### PROBLEM A
In the listing, give the part that opens with the line containing "- recents-icon[interactable]: [393, 821, 400, 828]" and closes with the line containing "- life-heart-empty: [372, 96, 390, 112]" as a numbered list, with both of those lines included and blank lines left out.

### TEXT EXTRACT
## start
# What size gas tank does my cruze have?



## 70AARCUDA (Nov 14, 2010)

Uh, there are NO *six* cylinder Cruzes...they're all *four* cylinder engines, either 1.8L (base LS) or 1.4LT (LT, LTZ & ECO).

All Cruzes have 15.6 gallon fuel tank capacity, except for the manual-transmission ECO Cruze, which has a 12.6 gallon capacity.


----------



## NickD (Dec 10, 2011)

Ha, more than six if you included the master and wheel cylinders, AC compressor has five more, etc., etc.

Some guys here claim they can put in 15 gallons in their Cruze Eco's with MT, think to do that, they have to tip the car toward its' left side. 

Did you get the owner's manual with your lease? All of this capacity information is in there. Only about 500 pages long.

A major disadvantage with a six cylinder engine, they now only sell spark plugs in packs of four.

Since the 29 Chevy beat the pants off the four cylinder Model A, Henry refused to build a six cylinder engine, went to a V-8, In like manner, Chevy refused to build a four. Guess what, both Chevy and Fords are making fours now.


----------



## jblackburn (Apr 14, 2012)

> A major disadvantage with a six cylinder engine, they now only sell spark plugs in packs of four.



You wouldn't believe some of the looks I've gotten telling the parts guys I had FIVE cylinders.


----------



## obermd (Mar 3, 2012)

There are two different gas tanks for the Cruze. Fleet models appear to have a 12.6 gallon tank. My (retail) ECO MT, while listed at 12.6 gallons, has the 15.6 gallon tank that the other retail Cruzen have. I have put over 16 gallons into my ECO MT sitting on level ground. It take a long time to trickle the extra gas in and really isn't worth the effort and my best estimate of total fuel capacity between tank and fill pipe is 17.1 US gallons. Pulling into a gas station with over 400 miles on the tank and leaving with a full tank after less than 10 gallons - that's a wonderful feeling.


----------



## sciphi (Aug 26, 2011)

With a tune on it the cute little 1.4 liter turbocharged I4 under the hood sure pulls like a V6. Mmmm, torque...


----------
## end
### RECORDS PROVIDED
## start
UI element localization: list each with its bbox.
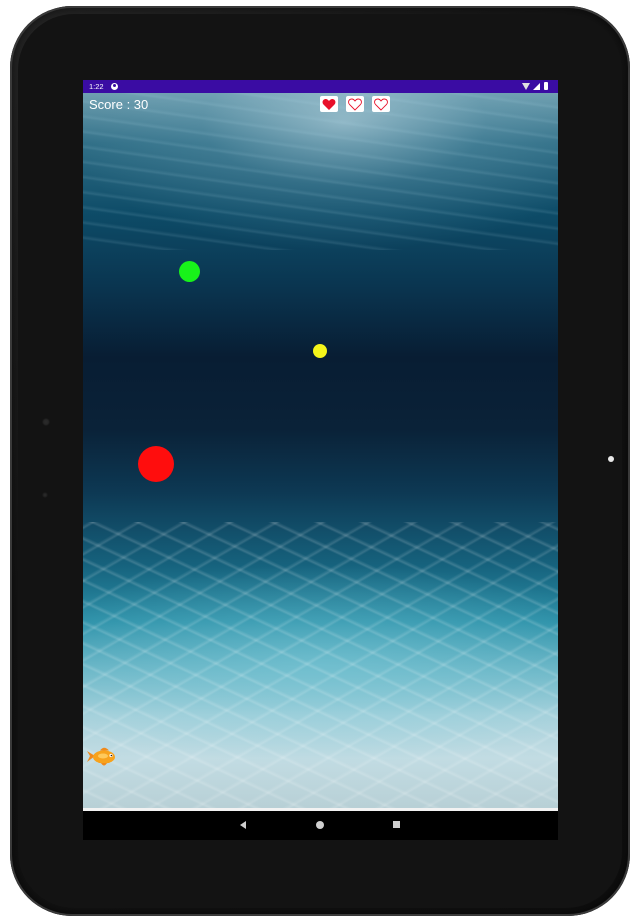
- recents-icon[interactable]: [393, 821, 400, 828]
- lives-indicator: [320, 96, 398, 114]
- wifi-icon: [522, 83, 530, 90]
- green-ball: [179, 261, 200, 282]
- goldfish-icon[interactable]: [86, 745, 118, 769]
- home-icon[interactable]: [316, 821, 324, 829]
- device-screen: 1:22 Score : 30: [83, 80, 558, 840]
- signal-icon: [533, 83, 540, 90]
- life-heart-empty: [346, 96, 364, 112]
- battery-icon: [544, 82, 548, 90]
- camera: [608, 456, 614, 462]
- life-heart-empty: [372, 96, 390, 112]
- heart-outline-icon: [374, 98, 388, 111]
- sensor-dot: [42, 492, 48, 498]
- status-time: 1:22: [89, 82, 104, 91]
- game-canvas[interactable]: Score : 30: [83, 93, 558, 808]
- heart-outline-icon: [348, 98, 362, 111]
- status-icons: [522, 82, 552, 91]
- yellow-ball: [313, 344, 327, 358]
- back-icon[interactable]: [240, 821, 246, 829]
- score-label: Score : 30: [89, 97, 149, 112]
- sensor-dot: [42, 418, 50, 426]
- heart-filled-icon: [322, 98, 336, 110]
- life-heart-full: [320, 96, 338, 112]
- p-icon: [111, 83, 118, 90]
- red-ball: [138, 446, 174, 482]
- navigation-bar: [83, 811, 558, 840]
- status-bar: 1:22: [83, 80, 558, 93]
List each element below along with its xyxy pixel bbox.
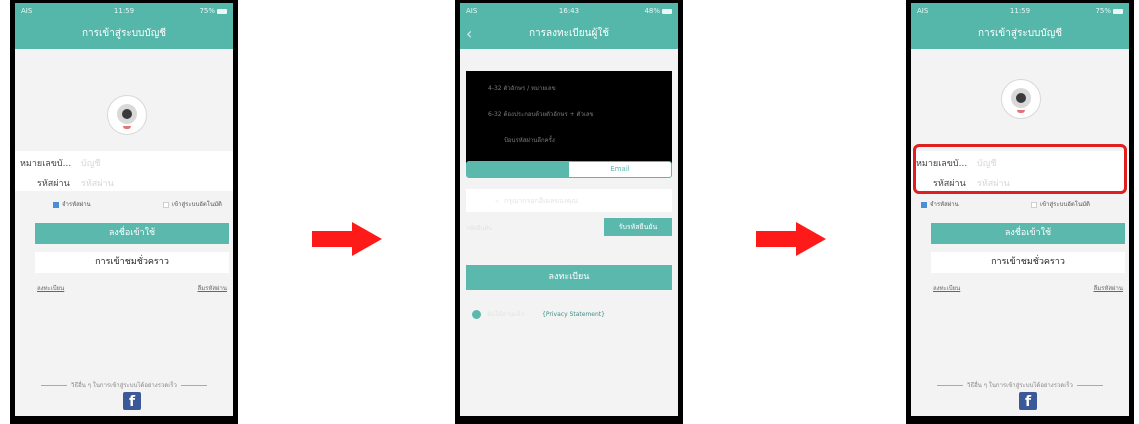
## end
### PROBLEM B
In the Cruze gas tank thread, what does obermd estimate as the total fuel capacity between the tank and the fill pipe?

### WORKED ANSWER A
1. - recents-icon[interactable]: [393, 821, 400, 828]
2. - lives-indicator: [320, 96, 398, 114]
3. - wifi-icon: [522, 83, 530, 90]
4. - green-ball: [179, 261, 200, 282]
5. - goldfish-icon[interactable]: [86, 745, 118, 769]
6. - home-icon[interactable]: [316, 821, 324, 829]
7. - device-screen: 1:22 Score : 30: [83, 80, 558, 840]
8. - signal-icon: [533, 83, 540, 90]
9. - life-heart-empty: [346, 96, 364, 112]
10. - battery-icon: [544, 82, 548, 90]
11. - camera: [608, 456, 614, 462]
12. - life-heart-empty: [372, 96, 390, 112]

### WORKED ANSWER B
17.1 US gallons.